▶ Work required: Give back every line exactly as it appears, pictures excluded.

▶ Records to process:
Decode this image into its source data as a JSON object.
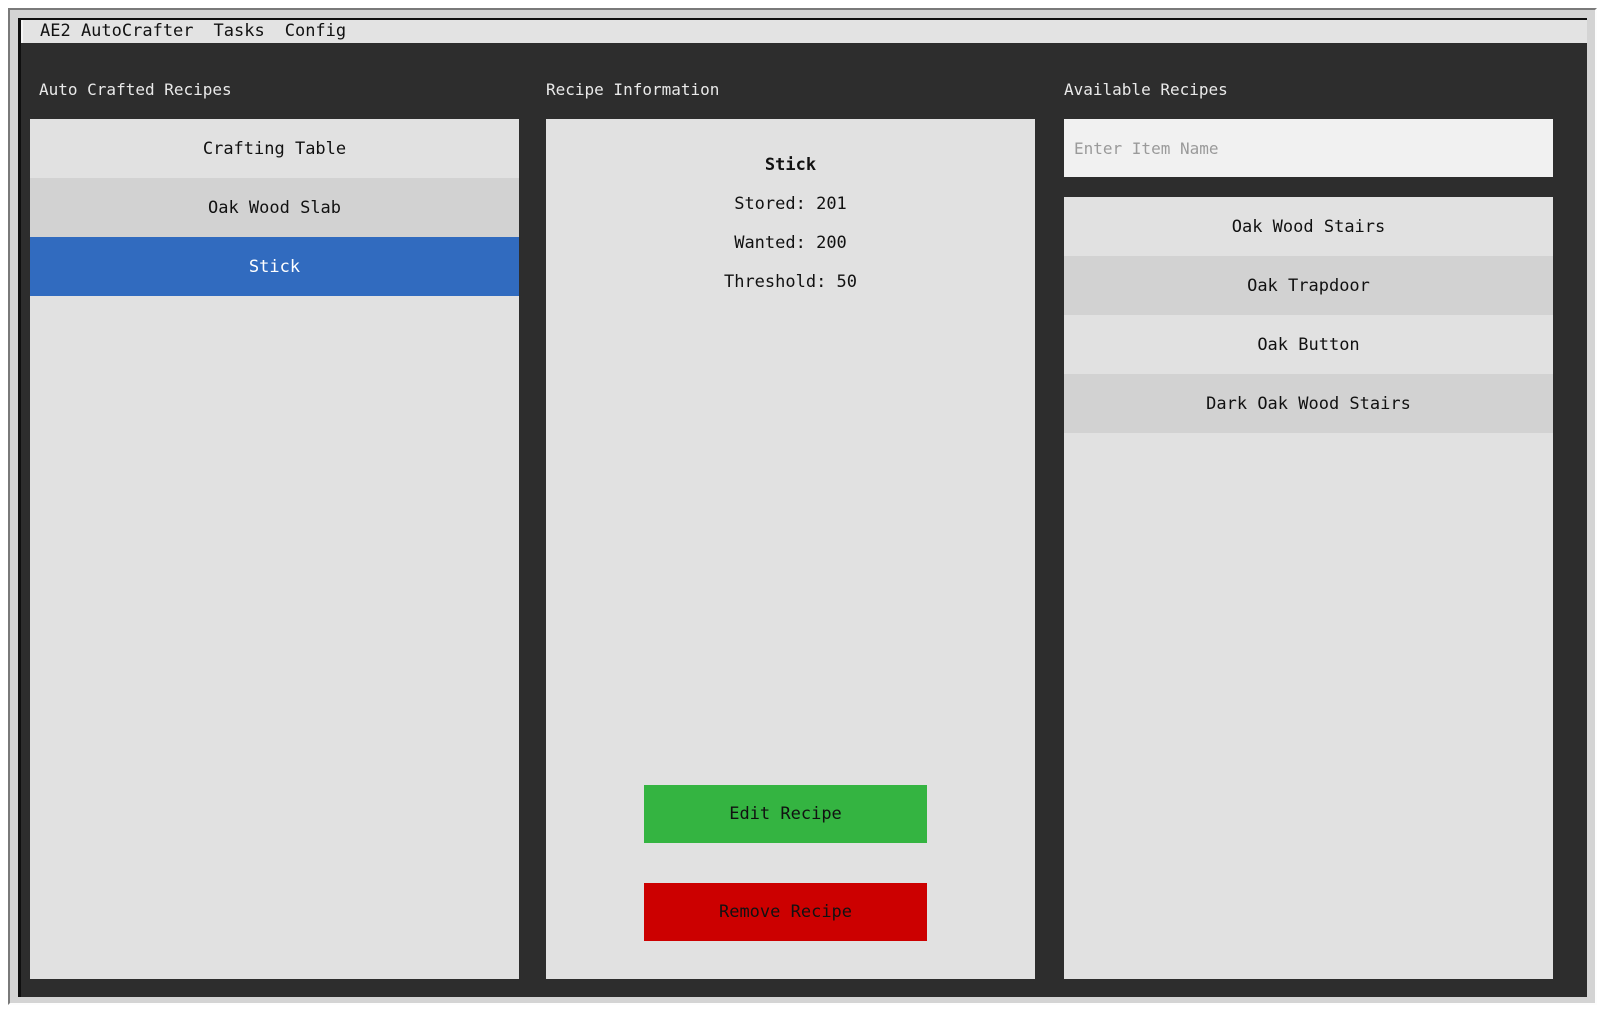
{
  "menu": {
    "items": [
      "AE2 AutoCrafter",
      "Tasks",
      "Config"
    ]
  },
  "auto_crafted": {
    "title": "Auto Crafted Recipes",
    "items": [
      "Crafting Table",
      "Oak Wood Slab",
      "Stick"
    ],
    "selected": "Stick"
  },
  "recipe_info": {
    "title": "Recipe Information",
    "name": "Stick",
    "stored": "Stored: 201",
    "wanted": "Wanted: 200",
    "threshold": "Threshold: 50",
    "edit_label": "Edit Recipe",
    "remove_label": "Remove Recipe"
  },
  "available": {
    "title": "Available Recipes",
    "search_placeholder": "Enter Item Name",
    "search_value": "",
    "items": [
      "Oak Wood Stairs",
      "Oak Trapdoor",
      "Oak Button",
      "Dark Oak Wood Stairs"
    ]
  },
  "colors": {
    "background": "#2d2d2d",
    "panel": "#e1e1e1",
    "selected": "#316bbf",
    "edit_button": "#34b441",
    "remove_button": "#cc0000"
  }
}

▶ Response below:
Decode this image into its source data as a JSON object.
{
  "menu": {
    "items": [
      "AE2 AutoCrafter",
      "Tasks",
      "Config"
    ]
  },
  "auto_crafted": {
    "title": "Auto Crafted Recipes",
    "items": [
      "Crafting Table",
      "Oak Wood Slab",
      "Stick"
    ],
    "selected": "Stick"
  },
  "recipe_info": {
    "title": "Recipe Information",
    "name": "Stick",
    "stored": "Stored: 201",
    "wanted": "Wanted: 200",
    "threshold": "Threshold: 50",
    "edit_label": "Edit Recipe",
    "remove_label": "Remove Recipe"
  },
  "available": {
    "title": "Available Recipes",
    "search_placeholder": "Enter Item Name",
    "search_value": "",
    "items": [
      "Oak Wood Stairs",
      "Oak Trapdoor",
      "Oak Button",
      "Dark Oak Wood Stairs"
    ]
  },
  "colors": {
    "background": "#2d2d2d",
    "panel": "#e1e1e1",
    "selected": "#316bbf",
    "edit_button": "#34b441",
    "remove_button": "#cc0000"
  }
}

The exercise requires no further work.